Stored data
--------------------------------------------------

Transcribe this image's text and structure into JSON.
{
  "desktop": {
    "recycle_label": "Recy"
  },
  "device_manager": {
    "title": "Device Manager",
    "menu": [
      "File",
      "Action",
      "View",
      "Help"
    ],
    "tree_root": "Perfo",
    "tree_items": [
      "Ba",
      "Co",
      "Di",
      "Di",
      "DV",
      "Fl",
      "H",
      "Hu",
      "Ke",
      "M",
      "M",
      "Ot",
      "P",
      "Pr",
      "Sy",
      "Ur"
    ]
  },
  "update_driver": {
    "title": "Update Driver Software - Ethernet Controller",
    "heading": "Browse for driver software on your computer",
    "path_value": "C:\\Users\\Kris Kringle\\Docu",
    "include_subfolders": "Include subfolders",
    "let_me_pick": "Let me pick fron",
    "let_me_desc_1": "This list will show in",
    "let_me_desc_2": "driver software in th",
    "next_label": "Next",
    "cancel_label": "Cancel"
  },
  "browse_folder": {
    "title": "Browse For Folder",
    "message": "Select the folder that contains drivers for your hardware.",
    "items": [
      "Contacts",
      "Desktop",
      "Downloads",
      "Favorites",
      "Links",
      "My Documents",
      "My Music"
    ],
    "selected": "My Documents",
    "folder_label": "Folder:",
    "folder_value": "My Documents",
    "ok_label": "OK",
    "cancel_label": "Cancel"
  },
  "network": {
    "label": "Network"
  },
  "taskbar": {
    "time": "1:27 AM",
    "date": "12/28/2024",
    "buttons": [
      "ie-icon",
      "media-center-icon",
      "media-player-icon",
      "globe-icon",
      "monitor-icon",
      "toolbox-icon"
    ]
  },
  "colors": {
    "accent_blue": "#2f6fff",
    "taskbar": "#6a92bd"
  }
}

--------------------------------------------------

Prompt: Above are the records; copy all of them exactly.

Written response:
Transcribe this image's text and structure into JSON.
{
  "desktop": {
    "recycle_label": "Recy"
  },
  "device_manager": {
    "title": "Device Manager",
    "menu": [
      "File",
      "Action",
      "View",
      "Help"
    ],
    "tree_root": "Perfo",
    "tree_items": [
      "Ba",
      "Co",
      "Di",
      "Di",
      "DV",
      "Fl",
      "H",
      "Hu",
      "Ke",
      "M",
      "M",
      "Ot",
      "P",
      "Pr",
      "Sy",
      "Ur"
    ]
  },
  "update_driver": {
    "title": "Update Driver Software - Ethernet Controller",
    "heading": "Browse for driver software on your computer",
    "path_value": "C:\\Users\\Kris Kringle\\Docu",
    "include_subfolders": "Include subfolders",
    "let_me_pick": "Let me pick fron",
    "let_me_desc_1": "This list will show in",
    "let_me_desc_2": "driver software in th",
    "next_label": "Next",
    "cancel_label": "Cancel"
  },
  "browse_folder": {
    "title": "Browse For Folder",
    "message": "Select the folder that contains drivers for your hardware.",
    "items": [
      "Contacts",
      "Desktop",
      "Downloads",
      "Favorites",
      "Links",
      "My Documents",
      "My Music"
    ],
    "selected": "My Documents",
    "folder_label": "Folder:",
    "folder_value": "My Documents",
    "ok_label": "OK",
    "cancel_label": "Cancel"
  },
  "network": {
    "label": "Network"
  },
  "taskbar": {
    "time": "1:27 AM",
    "date": "12/28/2024",
    "buttons": [
      "ie-icon",
      "media-center-icon",
      "media-player-icon",
      "globe-icon",
      "monitor-icon",
      "toolbox-icon"
    ]
  },
  "colors": {
    "accent_blue": "#2f6fff",
    "taskbar": "#6a92bd"
  }
}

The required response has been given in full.